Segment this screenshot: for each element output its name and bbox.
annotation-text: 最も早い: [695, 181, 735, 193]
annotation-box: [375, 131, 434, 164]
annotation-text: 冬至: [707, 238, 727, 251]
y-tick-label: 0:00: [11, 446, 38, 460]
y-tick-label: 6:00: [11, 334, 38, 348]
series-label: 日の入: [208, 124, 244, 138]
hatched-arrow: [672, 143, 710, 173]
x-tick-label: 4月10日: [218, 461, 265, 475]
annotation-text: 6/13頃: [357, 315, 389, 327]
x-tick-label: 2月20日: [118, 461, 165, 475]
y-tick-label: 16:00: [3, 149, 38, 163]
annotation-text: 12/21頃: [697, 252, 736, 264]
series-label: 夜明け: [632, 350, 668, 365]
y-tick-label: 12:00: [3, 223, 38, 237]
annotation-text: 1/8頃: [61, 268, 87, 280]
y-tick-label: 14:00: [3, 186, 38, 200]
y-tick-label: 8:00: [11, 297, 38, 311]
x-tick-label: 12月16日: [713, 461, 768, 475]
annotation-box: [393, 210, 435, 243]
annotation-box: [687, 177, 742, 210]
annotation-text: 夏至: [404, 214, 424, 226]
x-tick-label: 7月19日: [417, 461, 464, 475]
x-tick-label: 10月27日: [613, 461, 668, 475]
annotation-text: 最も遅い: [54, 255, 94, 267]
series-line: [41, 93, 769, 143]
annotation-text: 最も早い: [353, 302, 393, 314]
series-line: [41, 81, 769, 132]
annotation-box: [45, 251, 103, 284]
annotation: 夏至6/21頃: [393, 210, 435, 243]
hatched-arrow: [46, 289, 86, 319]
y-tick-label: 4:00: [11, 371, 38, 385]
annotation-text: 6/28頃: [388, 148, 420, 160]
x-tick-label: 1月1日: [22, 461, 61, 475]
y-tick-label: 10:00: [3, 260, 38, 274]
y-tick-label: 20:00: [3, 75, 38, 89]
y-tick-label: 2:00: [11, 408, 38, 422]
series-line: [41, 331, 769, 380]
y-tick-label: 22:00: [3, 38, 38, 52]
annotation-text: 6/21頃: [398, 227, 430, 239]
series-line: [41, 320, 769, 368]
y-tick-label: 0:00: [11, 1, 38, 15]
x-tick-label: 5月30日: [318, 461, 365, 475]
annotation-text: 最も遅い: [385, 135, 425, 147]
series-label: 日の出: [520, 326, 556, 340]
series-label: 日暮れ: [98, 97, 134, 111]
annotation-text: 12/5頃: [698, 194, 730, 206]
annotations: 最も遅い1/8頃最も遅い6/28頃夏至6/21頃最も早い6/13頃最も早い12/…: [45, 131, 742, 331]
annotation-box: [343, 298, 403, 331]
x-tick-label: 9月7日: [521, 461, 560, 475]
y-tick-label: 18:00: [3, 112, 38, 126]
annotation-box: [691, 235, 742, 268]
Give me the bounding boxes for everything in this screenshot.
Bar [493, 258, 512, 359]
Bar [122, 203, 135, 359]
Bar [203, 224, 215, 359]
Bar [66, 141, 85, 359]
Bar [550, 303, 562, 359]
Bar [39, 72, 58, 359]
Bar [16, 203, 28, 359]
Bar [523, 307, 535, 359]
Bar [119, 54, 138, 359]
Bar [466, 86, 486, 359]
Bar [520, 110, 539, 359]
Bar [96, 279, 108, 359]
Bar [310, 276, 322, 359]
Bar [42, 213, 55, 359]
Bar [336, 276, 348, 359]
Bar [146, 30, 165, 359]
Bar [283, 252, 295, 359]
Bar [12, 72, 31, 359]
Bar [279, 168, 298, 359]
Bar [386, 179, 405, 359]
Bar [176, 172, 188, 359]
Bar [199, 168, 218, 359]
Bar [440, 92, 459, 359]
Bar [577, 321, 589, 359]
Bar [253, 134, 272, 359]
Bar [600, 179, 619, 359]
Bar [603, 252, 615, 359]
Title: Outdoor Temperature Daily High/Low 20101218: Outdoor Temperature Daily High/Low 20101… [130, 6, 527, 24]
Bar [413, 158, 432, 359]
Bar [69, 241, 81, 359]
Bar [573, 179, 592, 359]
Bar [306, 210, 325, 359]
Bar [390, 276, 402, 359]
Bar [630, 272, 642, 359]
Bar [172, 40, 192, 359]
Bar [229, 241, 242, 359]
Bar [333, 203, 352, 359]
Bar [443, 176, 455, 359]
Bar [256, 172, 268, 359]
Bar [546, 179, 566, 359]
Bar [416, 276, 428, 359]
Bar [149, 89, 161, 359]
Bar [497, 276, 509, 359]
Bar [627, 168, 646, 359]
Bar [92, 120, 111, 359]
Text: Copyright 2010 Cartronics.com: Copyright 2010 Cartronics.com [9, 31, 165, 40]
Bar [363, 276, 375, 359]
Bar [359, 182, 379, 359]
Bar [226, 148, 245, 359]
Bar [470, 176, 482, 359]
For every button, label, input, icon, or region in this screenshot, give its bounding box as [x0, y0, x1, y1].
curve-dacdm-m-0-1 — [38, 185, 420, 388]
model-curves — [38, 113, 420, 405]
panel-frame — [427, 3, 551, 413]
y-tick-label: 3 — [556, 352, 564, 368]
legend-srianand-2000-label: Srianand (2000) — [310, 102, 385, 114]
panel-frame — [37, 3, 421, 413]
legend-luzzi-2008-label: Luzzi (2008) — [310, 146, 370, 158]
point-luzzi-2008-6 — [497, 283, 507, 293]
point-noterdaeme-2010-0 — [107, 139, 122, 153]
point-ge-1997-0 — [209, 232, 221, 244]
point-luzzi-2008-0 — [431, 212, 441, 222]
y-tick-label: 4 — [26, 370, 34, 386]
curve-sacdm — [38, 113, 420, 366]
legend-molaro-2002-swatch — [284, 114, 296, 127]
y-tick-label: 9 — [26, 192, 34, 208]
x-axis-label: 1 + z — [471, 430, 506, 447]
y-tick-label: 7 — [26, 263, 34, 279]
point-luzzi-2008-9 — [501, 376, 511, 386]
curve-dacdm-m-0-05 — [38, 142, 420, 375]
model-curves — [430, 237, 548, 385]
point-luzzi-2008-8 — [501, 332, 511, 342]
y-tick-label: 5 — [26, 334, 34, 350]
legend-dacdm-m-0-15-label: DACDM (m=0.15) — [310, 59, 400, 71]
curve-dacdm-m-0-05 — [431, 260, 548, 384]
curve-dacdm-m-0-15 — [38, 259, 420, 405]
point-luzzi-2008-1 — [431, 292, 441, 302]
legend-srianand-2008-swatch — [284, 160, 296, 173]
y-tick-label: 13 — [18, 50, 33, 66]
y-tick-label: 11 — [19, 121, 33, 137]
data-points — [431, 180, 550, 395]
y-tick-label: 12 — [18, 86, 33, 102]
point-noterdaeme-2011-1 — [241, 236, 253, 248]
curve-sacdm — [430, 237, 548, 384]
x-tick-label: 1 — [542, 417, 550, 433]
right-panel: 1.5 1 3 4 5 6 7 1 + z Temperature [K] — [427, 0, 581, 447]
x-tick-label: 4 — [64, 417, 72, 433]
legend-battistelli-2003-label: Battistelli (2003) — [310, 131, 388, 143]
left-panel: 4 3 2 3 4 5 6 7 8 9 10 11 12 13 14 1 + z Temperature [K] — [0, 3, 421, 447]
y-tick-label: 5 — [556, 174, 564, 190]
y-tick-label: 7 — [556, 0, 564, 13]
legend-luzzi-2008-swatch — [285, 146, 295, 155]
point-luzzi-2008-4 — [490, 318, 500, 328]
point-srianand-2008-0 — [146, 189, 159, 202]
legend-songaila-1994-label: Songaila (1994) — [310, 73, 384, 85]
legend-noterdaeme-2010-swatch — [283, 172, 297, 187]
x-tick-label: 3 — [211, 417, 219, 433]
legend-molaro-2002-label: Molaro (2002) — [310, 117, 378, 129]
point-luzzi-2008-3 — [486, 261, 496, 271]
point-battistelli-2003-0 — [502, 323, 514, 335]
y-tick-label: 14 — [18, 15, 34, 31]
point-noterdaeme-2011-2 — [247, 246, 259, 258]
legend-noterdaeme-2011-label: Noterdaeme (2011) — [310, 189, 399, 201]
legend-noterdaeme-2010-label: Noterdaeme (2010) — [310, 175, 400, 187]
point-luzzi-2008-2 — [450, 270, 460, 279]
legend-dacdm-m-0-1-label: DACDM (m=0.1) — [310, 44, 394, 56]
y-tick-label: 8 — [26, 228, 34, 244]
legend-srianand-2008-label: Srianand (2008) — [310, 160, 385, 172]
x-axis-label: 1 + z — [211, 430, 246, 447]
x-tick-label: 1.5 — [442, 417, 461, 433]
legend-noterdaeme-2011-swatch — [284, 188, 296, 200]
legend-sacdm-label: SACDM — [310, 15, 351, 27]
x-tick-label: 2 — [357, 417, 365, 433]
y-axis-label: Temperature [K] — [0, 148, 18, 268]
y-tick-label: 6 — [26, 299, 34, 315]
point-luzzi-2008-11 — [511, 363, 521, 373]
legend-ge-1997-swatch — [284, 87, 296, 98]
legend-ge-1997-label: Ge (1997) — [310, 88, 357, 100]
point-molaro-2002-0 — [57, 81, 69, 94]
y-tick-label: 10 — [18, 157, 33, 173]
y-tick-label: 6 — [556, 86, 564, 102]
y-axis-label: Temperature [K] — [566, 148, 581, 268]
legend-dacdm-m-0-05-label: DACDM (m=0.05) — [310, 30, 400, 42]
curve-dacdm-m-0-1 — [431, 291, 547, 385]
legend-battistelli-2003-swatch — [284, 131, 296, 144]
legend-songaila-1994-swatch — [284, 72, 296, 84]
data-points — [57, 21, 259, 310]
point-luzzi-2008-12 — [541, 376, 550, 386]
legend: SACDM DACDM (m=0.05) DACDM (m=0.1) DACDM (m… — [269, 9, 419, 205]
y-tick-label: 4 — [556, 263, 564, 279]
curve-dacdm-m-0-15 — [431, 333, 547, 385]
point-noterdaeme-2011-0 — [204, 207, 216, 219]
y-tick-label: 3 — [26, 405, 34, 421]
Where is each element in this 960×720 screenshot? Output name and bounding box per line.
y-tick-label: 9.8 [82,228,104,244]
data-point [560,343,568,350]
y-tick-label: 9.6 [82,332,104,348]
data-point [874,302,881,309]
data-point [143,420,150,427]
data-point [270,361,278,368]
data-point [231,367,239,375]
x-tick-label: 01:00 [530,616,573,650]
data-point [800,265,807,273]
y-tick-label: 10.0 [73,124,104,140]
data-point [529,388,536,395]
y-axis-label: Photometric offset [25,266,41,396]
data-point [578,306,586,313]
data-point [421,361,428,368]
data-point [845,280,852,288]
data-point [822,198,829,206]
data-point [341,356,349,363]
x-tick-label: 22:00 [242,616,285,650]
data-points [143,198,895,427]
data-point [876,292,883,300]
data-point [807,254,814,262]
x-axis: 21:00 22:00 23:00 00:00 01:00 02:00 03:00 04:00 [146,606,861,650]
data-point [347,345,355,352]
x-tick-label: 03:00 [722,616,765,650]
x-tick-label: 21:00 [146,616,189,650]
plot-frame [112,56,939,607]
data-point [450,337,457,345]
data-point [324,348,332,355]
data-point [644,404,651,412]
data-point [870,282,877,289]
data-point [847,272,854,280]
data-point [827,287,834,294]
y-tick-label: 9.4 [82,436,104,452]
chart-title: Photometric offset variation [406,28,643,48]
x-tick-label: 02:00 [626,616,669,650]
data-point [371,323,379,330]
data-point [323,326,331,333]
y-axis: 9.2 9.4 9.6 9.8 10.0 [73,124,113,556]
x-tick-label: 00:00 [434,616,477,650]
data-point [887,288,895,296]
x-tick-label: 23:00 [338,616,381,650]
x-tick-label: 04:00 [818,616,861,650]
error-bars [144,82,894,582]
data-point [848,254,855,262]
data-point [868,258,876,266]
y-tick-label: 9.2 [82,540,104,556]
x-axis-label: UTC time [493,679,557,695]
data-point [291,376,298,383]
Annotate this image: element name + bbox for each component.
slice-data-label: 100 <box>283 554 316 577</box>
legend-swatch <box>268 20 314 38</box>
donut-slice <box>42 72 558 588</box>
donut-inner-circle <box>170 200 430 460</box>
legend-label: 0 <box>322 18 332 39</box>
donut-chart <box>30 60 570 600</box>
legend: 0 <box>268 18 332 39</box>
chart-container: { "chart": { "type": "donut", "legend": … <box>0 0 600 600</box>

■ STATED GOAL ■
Copy out, word for word, the stretch from the first line of the records through the line that contains "x-tick-label: 5月30日: [318, 461, 365, 475]", including both of those lines.

■ EXERCISE SOLUTION ■
Segment this screenshot: for each element output its name and bbox.
annotation-text: 最も早い: [695, 181, 735, 193]
annotation-box: [375, 131, 434, 164]
annotation-text: 冬至: [707, 238, 727, 251]
y-tick-label: 0:00: [11, 446, 38, 460]
y-tick-label: 6:00: [11, 334, 38, 348]
series-label: 日の入: [208, 124, 244, 138]
hatched-arrow: [672, 143, 710, 173]
x-tick-label: 4月10日: [218, 461, 265, 475]
annotation-text: 6/13頃: [357, 315, 389, 327]
x-tick-label: 2月20日: [118, 461, 165, 475]
y-tick-label: 16:00: [3, 149, 38, 163]
annotation-text: 12/21頃: [697, 252, 736, 264]
series-label: 夜明け: [632, 350, 668, 365]
y-tick-label: 12:00: [3, 223, 38, 237]
annotation-text: 1/8頃: [61, 268, 87, 280]
y-tick-label: 14:00: [3, 186, 38, 200]
y-tick-label: 8:00: [11, 297, 38, 311]
x-tick-label: 12月16日: [713, 461, 768, 475]
annotation-box: [393, 210, 435, 243]
annotation-box: [687, 177, 742, 210]
annotation-text: 夏至: [404, 214, 424, 226]
x-tick-label: 7月19日: [417, 461, 464, 475]
x-tick-label: 10月27日: [613, 461, 668, 475]
annotation-text: 最も遅い: [54, 255, 94, 267]
series-line: [41, 93, 769, 143]
annotation-text: 最も早い: [353, 302, 393, 314]
series-line: [41, 81, 769, 132]
annotation-box: [45, 251, 103, 284]
annotation: 夏至6/21頃: [393, 210, 435, 243]
hatched-arrow: [46, 289, 86, 319]
y-tick-label: 4:00: [11, 371, 38, 385]
annotation-text: 6/28頃: [388, 148, 420, 160]
x-tick-label: 1月1日: [22, 461, 61, 475]
y-tick-label: 10:00: [3, 260, 38, 274]
y-tick-label: 20:00: [3, 75, 38, 89]
y-tick-label: 2:00: [11, 408, 38, 422]
series-line: [41, 331, 769, 380]
y-tick-label: 22:00: [3, 38, 38, 52]
annotation-text: 6/21頃: [398, 227, 430, 239]
series-line: [41, 320, 769, 368]
y-tick-label: 0:00: [11, 1, 38, 15]
x-tick-label: 5月30日: [318, 461, 365, 475]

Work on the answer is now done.